--- BEGIN ---
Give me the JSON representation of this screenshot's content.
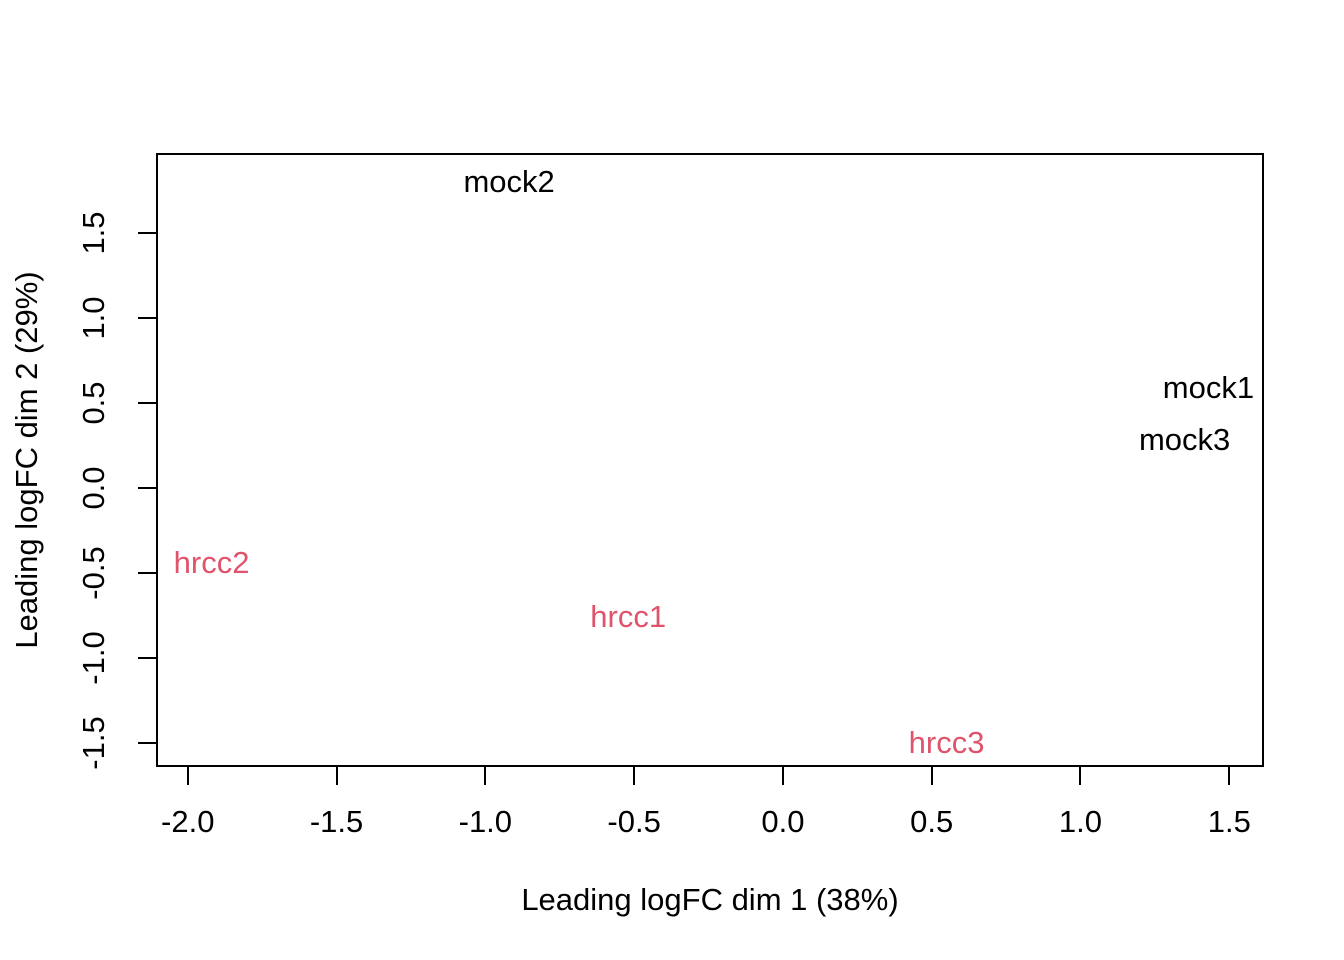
{
  "figure": {
    "background_color": "#ffffff",
    "text_color": "#000000"
  },
  "chart_data": {
    "type": "scatter",
    "subtype": "mds-plot-text-labels",
    "title": "",
    "xlabel": "Leading logFC dim 1 (38%)",
    "ylabel": "Leading logFC dim 2 (29%)",
    "xlim": [
      -2.1,
      1.61
    ],
    "ylim": [
      -1.63,
      1.96
    ],
    "x_ticks": [
      -2.0,
      -1.5,
      -1.0,
      -0.5,
      0.0,
      0.5,
      1.0,
      1.5
    ],
    "x_tick_labels": [
      "-2.0",
      "-1.5",
      "-1.0",
      "-0.5",
      "0.0",
      "0.5",
      "1.0",
      "1.5"
    ],
    "y_ticks": [
      -1.5,
      -1.0,
      -0.5,
      0.0,
      0.5,
      1.0,
      1.5
    ],
    "y_tick_labels": [
      "-1.5",
      "-1.0",
      "-0.5",
      "0.0",
      "0.5",
      "1.0",
      "1.5"
    ],
    "grid": false,
    "legend": "none",
    "point_style": "text-label",
    "series": [
      {
        "name": "mock",
        "color": "#000000",
        "points": [
          {
            "label": "mock1",
            "x": 1.43,
            "y": 0.59
          },
          {
            "label": "mock2",
            "x": -0.92,
            "y": 1.8
          },
          {
            "label": "mock3",
            "x": 1.35,
            "y": 0.28
          }
        ]
      },
      {
        "name": "hrcc",
        "color": "#DF536B",
        "points": [
          {
            "label": "hrcc1",
            "x": -0.52,
            "y": -0.76
          },
          {
            "label": "hrcc2",
            "x": -1.92,
            "y": -0.44
          },
          {
            "label": "hrcc3",
            "x": 0.55,
            "y": -1.5
          }
        ]
      }
    ]
  }
}
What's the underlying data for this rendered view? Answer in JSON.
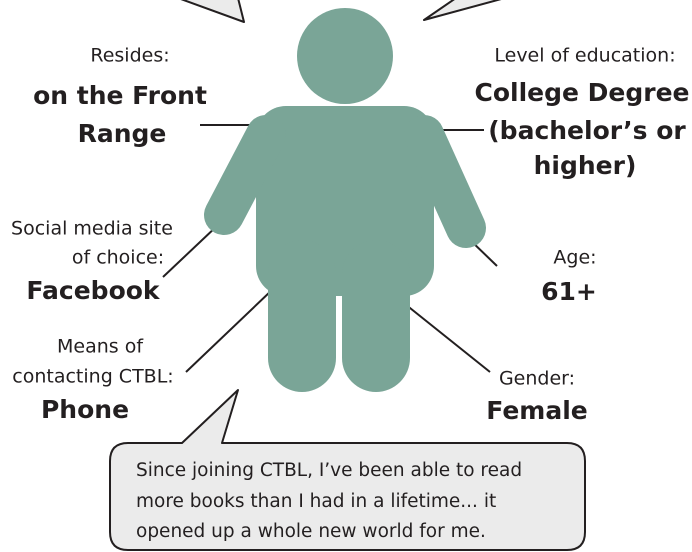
--- END ---
* What to work on *
Show all lines in the entries above where the string "Leading" appears.

* Solution *
    "xlabel": "Leading logFC dim 1 (38%)",
    "ylabel": "Leading logFC dim 2 (29%)",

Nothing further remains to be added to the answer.